**Stated task:**
Pull out every line below that contains the word "诗歌朗诵会".

++++ Listed records

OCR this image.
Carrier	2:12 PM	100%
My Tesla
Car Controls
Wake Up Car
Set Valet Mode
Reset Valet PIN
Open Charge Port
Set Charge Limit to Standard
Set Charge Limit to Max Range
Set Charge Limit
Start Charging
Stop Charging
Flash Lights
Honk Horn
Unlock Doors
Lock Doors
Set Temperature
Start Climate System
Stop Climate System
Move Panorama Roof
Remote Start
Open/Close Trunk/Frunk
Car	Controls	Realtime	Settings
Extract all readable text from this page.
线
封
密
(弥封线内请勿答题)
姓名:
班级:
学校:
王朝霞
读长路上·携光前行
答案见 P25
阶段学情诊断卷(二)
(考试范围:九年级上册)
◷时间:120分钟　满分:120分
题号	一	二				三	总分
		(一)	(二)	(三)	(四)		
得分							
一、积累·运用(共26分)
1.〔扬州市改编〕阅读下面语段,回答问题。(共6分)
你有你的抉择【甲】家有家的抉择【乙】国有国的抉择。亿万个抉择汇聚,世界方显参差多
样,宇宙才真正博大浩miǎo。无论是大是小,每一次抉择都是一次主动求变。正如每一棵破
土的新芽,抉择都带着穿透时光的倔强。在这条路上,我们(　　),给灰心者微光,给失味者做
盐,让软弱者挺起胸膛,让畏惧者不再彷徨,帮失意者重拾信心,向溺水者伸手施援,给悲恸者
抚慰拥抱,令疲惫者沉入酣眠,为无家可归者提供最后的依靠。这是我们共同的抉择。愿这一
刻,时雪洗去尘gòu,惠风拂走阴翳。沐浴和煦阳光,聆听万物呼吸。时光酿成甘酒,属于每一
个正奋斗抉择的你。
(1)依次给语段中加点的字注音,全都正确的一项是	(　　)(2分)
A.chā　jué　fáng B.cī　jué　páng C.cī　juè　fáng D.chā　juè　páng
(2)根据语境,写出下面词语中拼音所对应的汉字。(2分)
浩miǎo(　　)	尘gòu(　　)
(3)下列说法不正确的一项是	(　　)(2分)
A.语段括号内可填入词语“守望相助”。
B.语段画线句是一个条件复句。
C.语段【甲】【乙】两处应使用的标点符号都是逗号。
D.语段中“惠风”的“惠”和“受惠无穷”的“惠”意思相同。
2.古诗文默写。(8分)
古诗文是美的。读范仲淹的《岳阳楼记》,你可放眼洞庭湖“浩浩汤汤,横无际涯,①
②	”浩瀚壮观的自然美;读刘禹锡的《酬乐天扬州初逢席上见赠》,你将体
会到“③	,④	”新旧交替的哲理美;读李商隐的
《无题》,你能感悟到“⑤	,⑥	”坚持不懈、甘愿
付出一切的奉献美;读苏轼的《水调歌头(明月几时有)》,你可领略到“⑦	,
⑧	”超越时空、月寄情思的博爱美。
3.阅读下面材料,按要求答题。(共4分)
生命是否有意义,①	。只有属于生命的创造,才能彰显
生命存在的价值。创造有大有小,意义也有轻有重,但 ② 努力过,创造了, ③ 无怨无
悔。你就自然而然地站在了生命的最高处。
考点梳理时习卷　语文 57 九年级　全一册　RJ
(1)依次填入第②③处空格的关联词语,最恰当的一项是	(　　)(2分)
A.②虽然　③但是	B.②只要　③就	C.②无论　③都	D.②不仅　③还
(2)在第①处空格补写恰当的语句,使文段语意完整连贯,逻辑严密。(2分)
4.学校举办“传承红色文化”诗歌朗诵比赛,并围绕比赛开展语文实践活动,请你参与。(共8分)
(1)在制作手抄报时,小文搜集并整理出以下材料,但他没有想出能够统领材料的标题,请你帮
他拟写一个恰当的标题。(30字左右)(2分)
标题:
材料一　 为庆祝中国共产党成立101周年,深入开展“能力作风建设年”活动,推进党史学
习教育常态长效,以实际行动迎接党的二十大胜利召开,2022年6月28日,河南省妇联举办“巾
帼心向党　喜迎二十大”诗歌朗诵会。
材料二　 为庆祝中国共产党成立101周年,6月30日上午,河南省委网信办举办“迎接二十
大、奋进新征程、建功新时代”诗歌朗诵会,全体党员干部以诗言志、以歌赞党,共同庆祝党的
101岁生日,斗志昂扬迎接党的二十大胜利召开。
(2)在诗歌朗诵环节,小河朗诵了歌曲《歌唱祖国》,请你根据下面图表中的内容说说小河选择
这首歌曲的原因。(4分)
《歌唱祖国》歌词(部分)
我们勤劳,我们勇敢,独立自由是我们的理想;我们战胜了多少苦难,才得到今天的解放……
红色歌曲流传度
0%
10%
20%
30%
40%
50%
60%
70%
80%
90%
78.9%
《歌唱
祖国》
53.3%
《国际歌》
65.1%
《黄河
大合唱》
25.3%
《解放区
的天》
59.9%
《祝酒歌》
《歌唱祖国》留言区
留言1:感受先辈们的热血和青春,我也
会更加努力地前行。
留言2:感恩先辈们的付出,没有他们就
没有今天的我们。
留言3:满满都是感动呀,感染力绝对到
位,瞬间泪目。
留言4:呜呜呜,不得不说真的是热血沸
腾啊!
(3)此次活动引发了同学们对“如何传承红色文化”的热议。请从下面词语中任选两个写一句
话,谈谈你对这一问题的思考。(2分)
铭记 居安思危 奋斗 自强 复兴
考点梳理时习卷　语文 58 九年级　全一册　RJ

++++++++

**Exercise answer:**
帼心向党　喜迎二十大”诗歌朗诵会。
大、奋进新征程、建功新时代”诗歌朗诵会,全体党员干部以诗言志、以歌赞党,共同庆祝党的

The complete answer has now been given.